# START OF PROVIDED MATERIAL

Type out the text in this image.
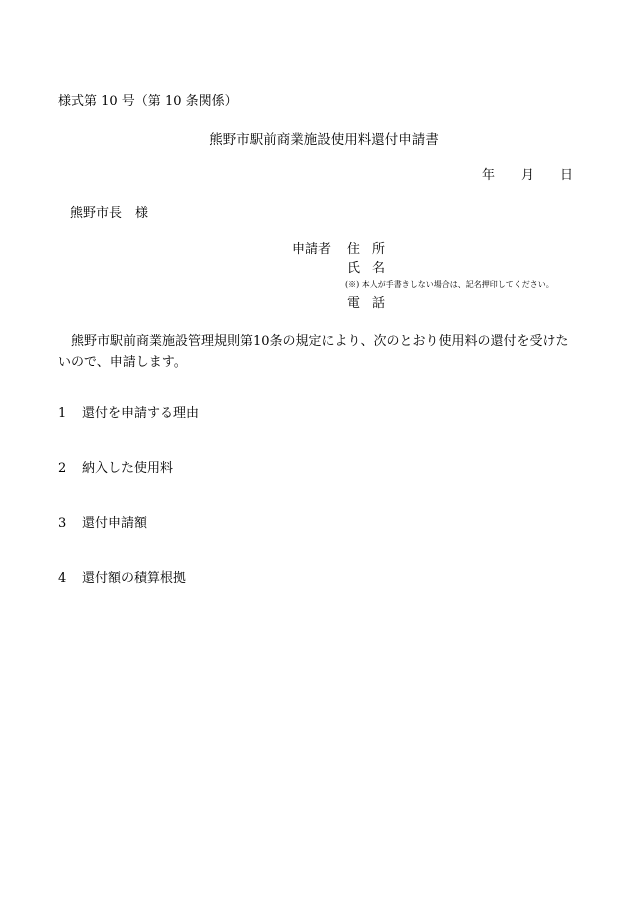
様式第 10 号（第 10 条関係）
熊野市駅前商業施設使用料還付申請書
年 月 日
熊野市長　様
申請者 住 所
氏 名
(※) 本人が手書きしない場合は、記名押印してください。
電 話
熊野市駅前商業施設管理規則第10条の規定により、次のとおり使用料の還付を受けたいので、申請します。
1 還付を申請する理由
2 納入した使用料
3 還付申請額
4 還付額の積算根拠
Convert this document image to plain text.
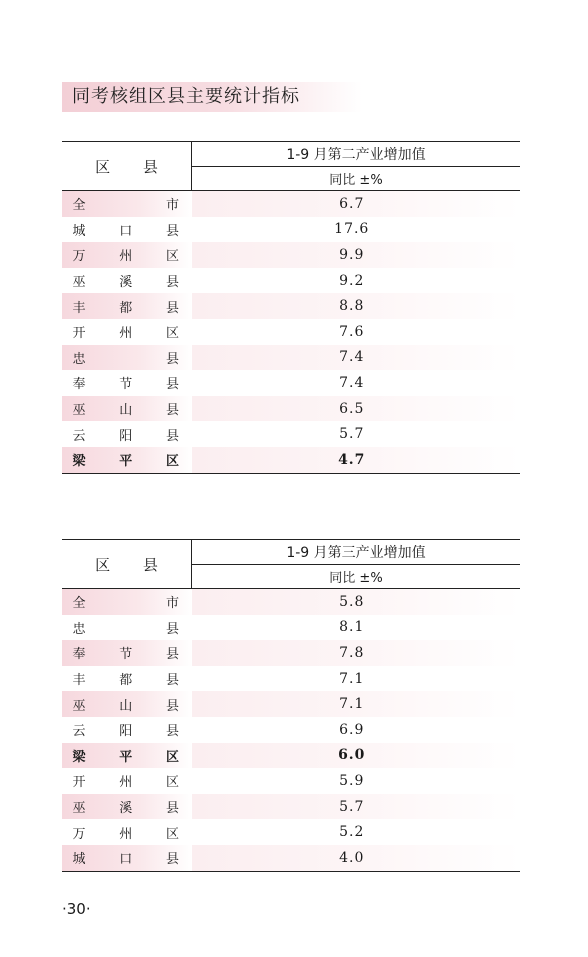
同考核组区县主要统计指标
区 县	1-9 月第二产业增加值
	同比 ±%

全 市	6.7

城 口 县	17.6

万 州 区	9.9

巫 溪 县	9.2

丰 都 县	8.8

开 州 区	7.6

忠 县	7.4

奉 节 县	7.4

巫 山 县	6.5

云 阳 县	5.7

梁 平 区	4.7
区 县	1-9 月第三产业增加值
	同比 ±%

全 市	5.8

忠 县	8.1

奉 节 县	7.8

丰 都 县	7.1

巫 山 县	7.1

云 阳 县	6.9

梁 平 区	6.0

开 州 区	5.9

巫 溪 县	5.7

万 州 区	5.2

城 口 县	4.0
·30·
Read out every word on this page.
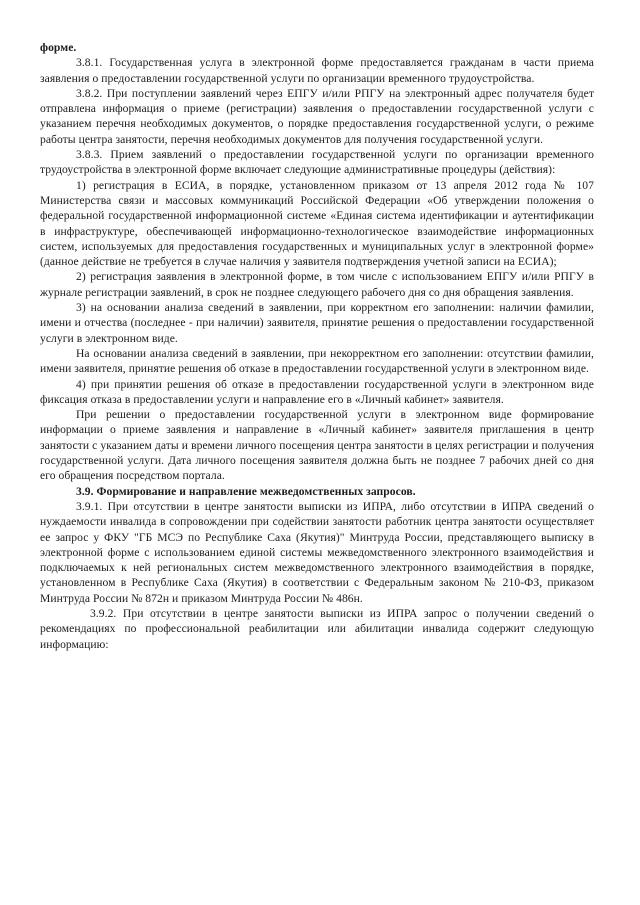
форме.

3.8.1. Государственная услуга в электронной форме предоставляется гражданам в части приема заявления о предоставлении государственной услуги по организации временного трудоустройства.

3.8.2. При поступлении заявлений через ЕПГУ и/или РПГУ на электронный адрес получателя будет отправлена информация о приеме (регистрации) заявления о предоставлении государственной услуги с указанием перечня необходимых документов, о порядке предоставления государственной услуги, о режиме работы центра занятости, перечня необходимых документов для получения государственной услуги.

3.8.3. Прием заявлений о предоставлении государственной услуги по организации временного трудоустройства в электронной форме включает следующие административные процедуры (действия):

1) регистрация в ЕСИА, в порядке, установленном приказом от 13 апреля 2012 года № 107 Министерства связи и массовых коммуникаций Российской Федерации «Об утверждении положения о федеральной государственной информационной системе «Единая система идентификации и аутентификации в инфраструктуре, обеспечивающей информационно-технологическое взаимодействие информационных систем, используемых для предоставления государственных и муниципальных услуг в электронной форме» (данное действие не требуется в случае наличия у заявителя подтверждения учетной записи на ЕСИА);

2) регистрация заявления в электронной форме, в том числе с использованием ЕПГУ и/или РПГУ в журнале регистрации заявлений, в срок не позднее следующего рабочего дня со дня обращения заявления.

3) на основании анализа сведений в заявлении, при корректном его заполнении: наличии фамилии, имени и отчества (последнее - при наличии) заявителя, принятие решения о предоставлении государственной услуги в электронном виде.

На основании анализа сведений в заявлении, при некорректном его заполнении: отсутствии фамилии, имени заявителя, принятие решения об отказе в предоставлении государственной услуги в электронном виде.

4) при принятии решения об отказе в предоставлении государственной услуги в электронном виде фиксация отказа в предоставлении услуги и направление его в «Личный кабинет» заявителя.

При решении о предоставлении государственной услуги в электронном виде формирование информации о приеме заявления и направление в «Личный кабинет» заявителя приглашения в центр занятости с указанием даты и времени личного посещения центра занятости в целях регистрации и получения государственной услуги. Дата личного посещения заявителя должна быть не позднее 7 рабочих дней со дня его обращения посредством портала.

3.9. Формирование и направление межведомственных запросов.

3.9.1. При отсутствии в центре занятости выписки из ИПРА, либо отсутствии в ИПРА сведений о нуждаемости инвалида в сопровождении при содействии занятости работник центра занятости осуществляет ее запрос у ФКУ "ГБ МСЭ по Республике Саха (Якутия)" Минтруда России, представляющего выписку в электронной форме с использованием единой системы межведомственного электронного взаимодействия и подключаемых к ней региональных систем межведомственного электронного взаимодействия в порядке, установленном в Республике Саха (Якутия) в соответствии с Федеральным законом № 210-ФЗ, приказом Минтруда России № 872н и приказом Минтруда России № 486н.

3.9.2. При отсутствии в центре занятости выписки из ИПРА запрос о получении сведений о рекомендациях по профессиональной реабилитации или абилитации инвалида содержит следующую информацию:
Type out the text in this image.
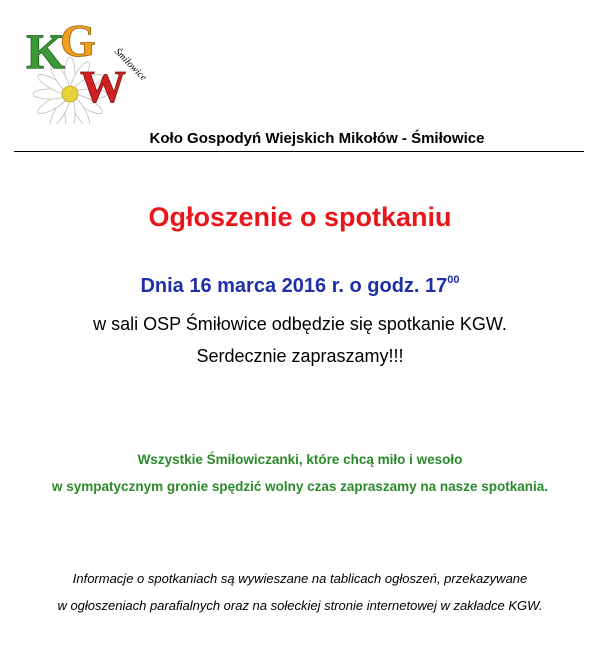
K
G
W
Śmiłowice
Koło Gospodyń Wiejskich Mikołów - Śmiłowice
Ogłoszenie o spotkaniu
Dnia 16 marca 2016 r. o godz. $17^{00}$
w sali OSP Śmiłowice odbędzie się spotkanie KGW.
Serdecznie zapraszamy!!!
Wszystkie Śmiłowiczanki, które chcą miło i wesoło
w sympatycznym gronie spędzić wolny czas zapraszamy na nasze spotkania.
Informacje o spotkaniach są wywieszane na tablicach ogłoszeń, przekazywane
w ogłoszeniach parafialnych oraz na sołeckiej stronie internetowej w zakładce KGW.
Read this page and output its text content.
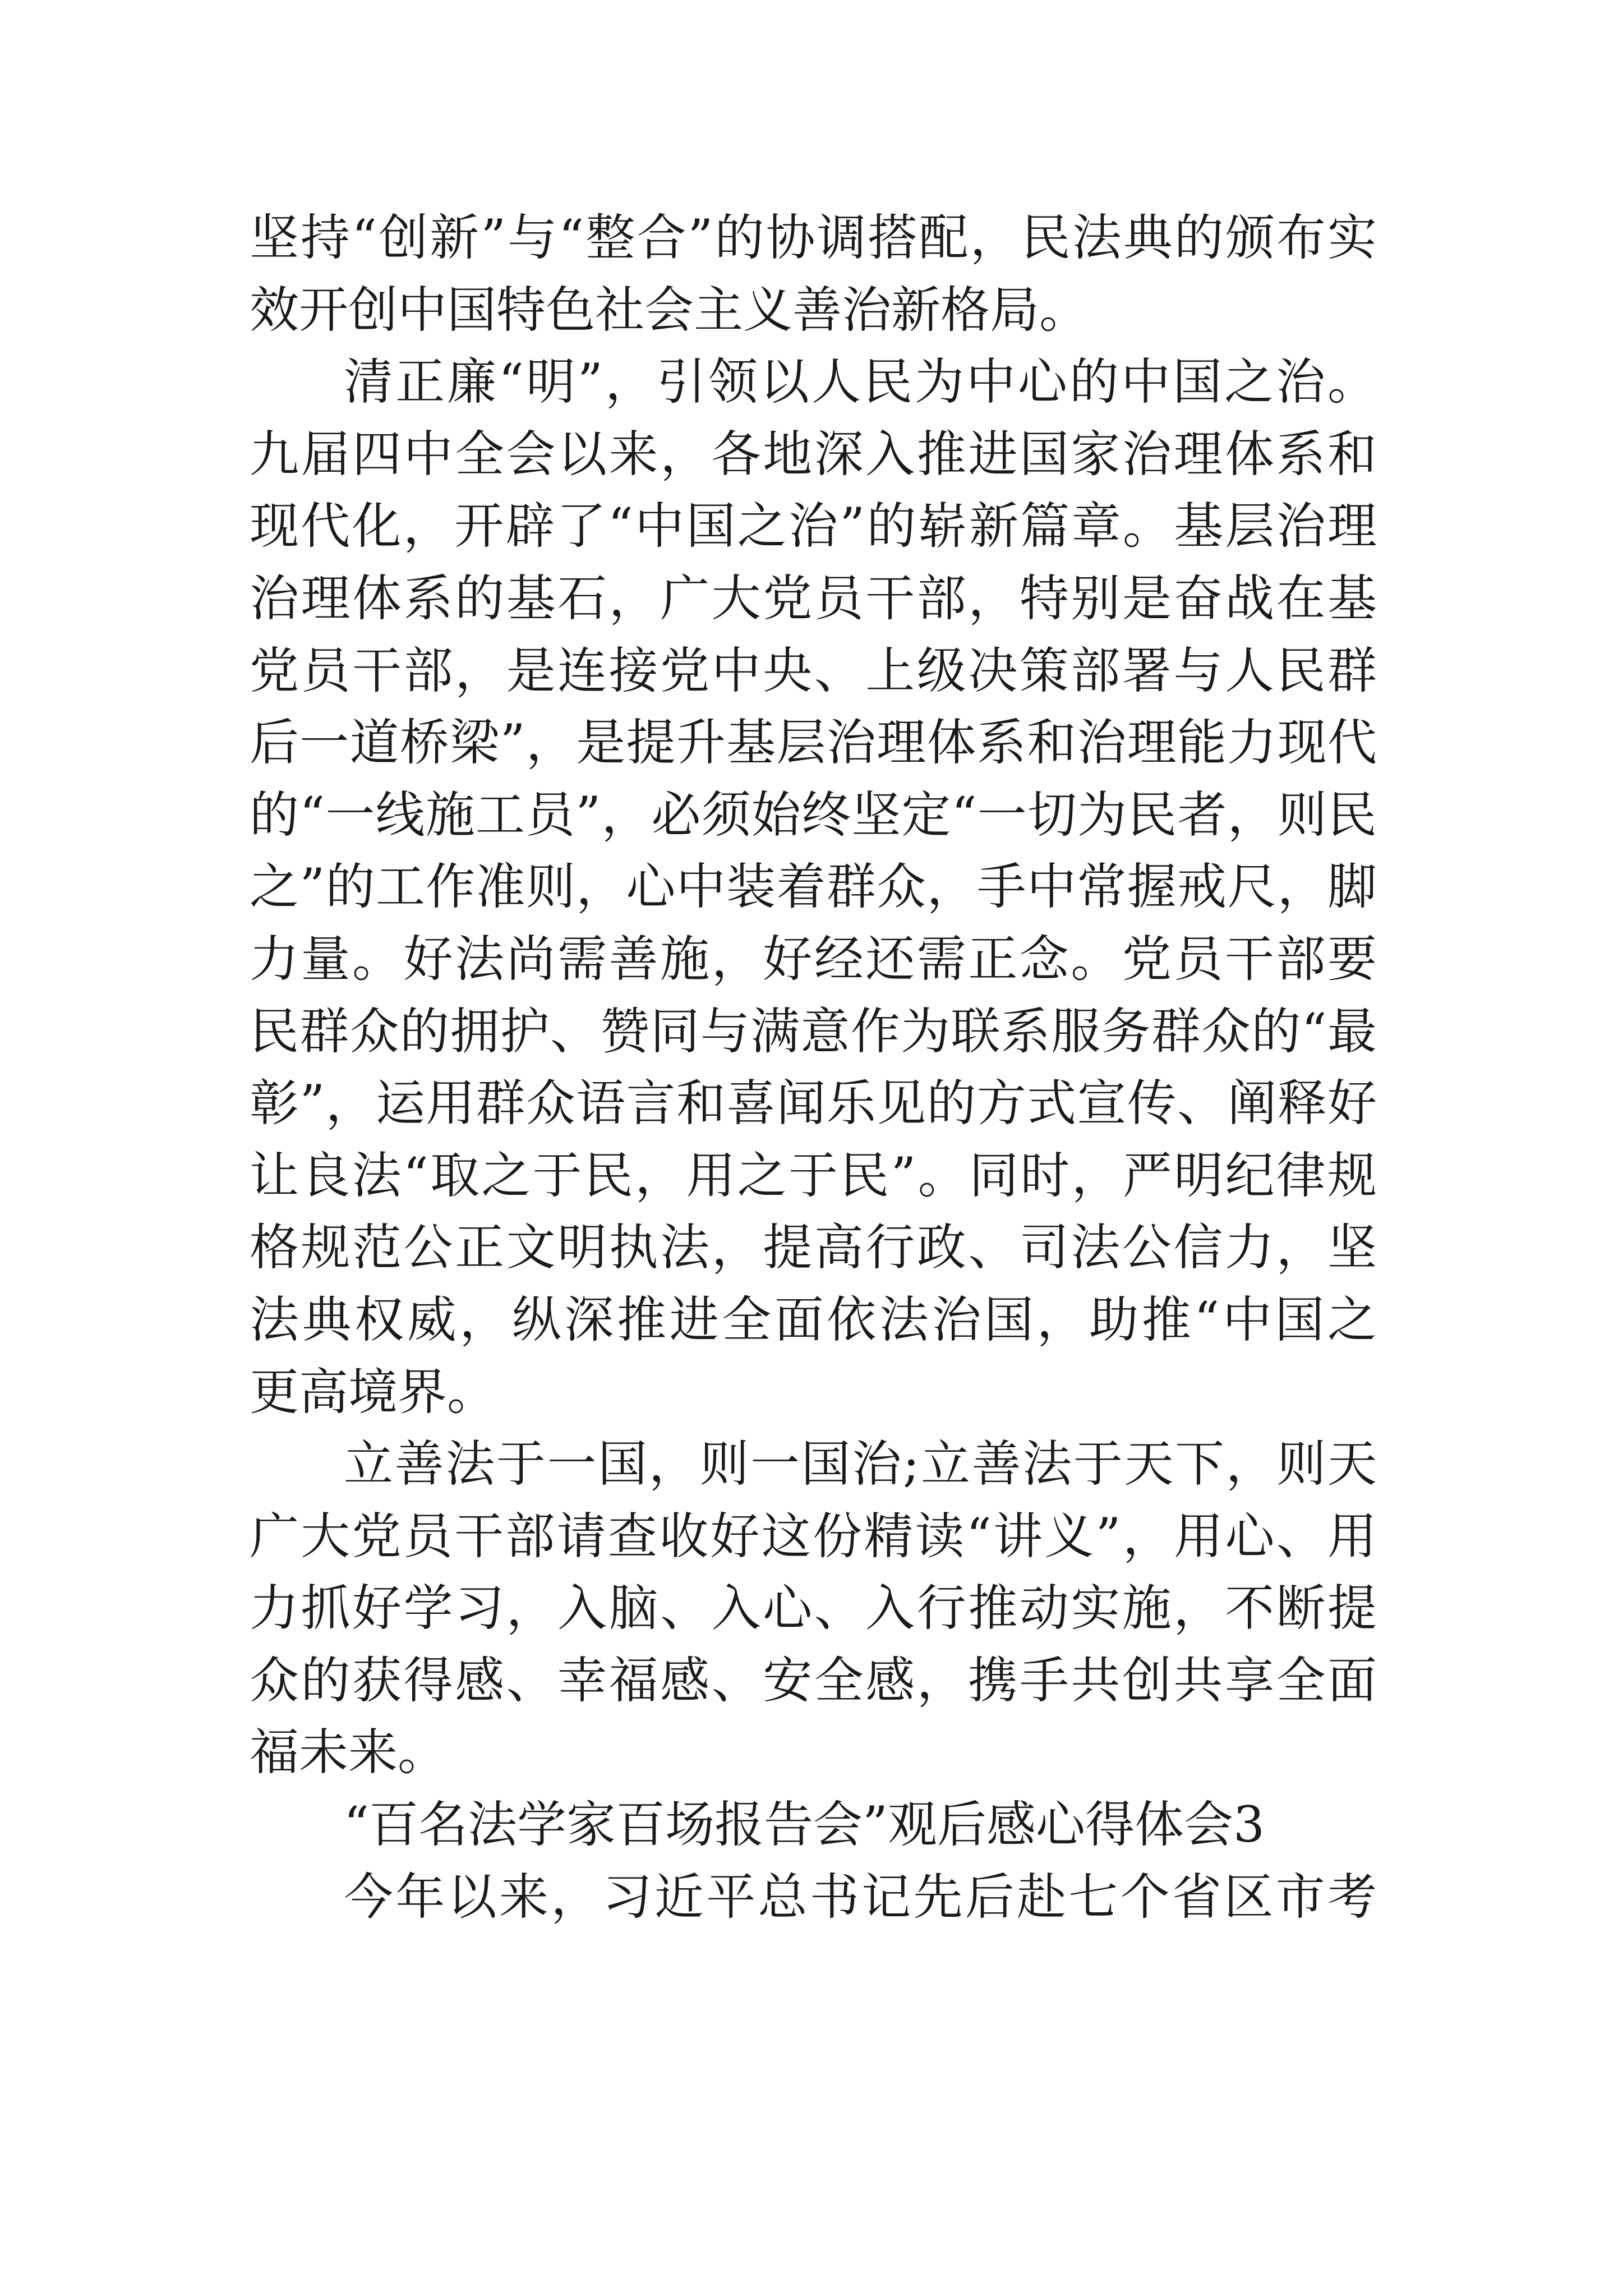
坚持“创新”与“整合”的协调搭配，民法典的颁布实
效开创中国特色社会主义善治新格局。
清正廉“明”，引领以人民为中心的中国之治。
九届四中全会以来，各地深入推进国家治理体系和
现代化，开辟了“中国之治”的崭新篇章。基层治理
治理体系的基石，广大党员干部，特别是奋战在基
党员干部，是连接党中央、上级决策部署与人民群
后一道桥梁”，是提升基层治理体系和治理能力现代
的“一线施工员”，必须始终坚定“一切为民者，则民
之”的工作准则，心中装着群众，手中常握戒尺，脚
力量。好法尚需善施，好经还需正念。党员干部要
民群众的拥护、赞同与满意作为联系服务群众的“最
彰”，运用群众语言和喜闻乐见的方式宣传、阐释好
让良法“取之于民，用之于民”。同时，严明纪律规
格规范公正文明执法，提高行政、司法公信力，坚
法典权威，纵深推进全面依法治国，助推“中国之
更高境界。
立善法于一国，则一国治;立善法于天下，则天
广大党员干部请查收好这份精读“讲义”，用心、用
力抓好学习，入脑、入心、入行推动实施，不断提
众的获得感、幸福感、安全感，携手共创共享全面
福未来。
“百名法学家百场报告会”观后感心得体会3
今年以来，习近平总书记先后赴七个省区市考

# END OF PROVIDED MATERIAL

Using the records above, copy each line that contains "отказе".

На основании анализа сведений в заявлении, при некорректном его заполнении: отсутствии фамилии, имени заявителя, принятие решения об отказе в предоставлении государственной услуги в электронном виде.
4) при принятии решения об отказе в предоставлении государственной услуги в электронном виде фиксация отказа в предоставлении услуги и направление его в «Личный кабинет» заявителя.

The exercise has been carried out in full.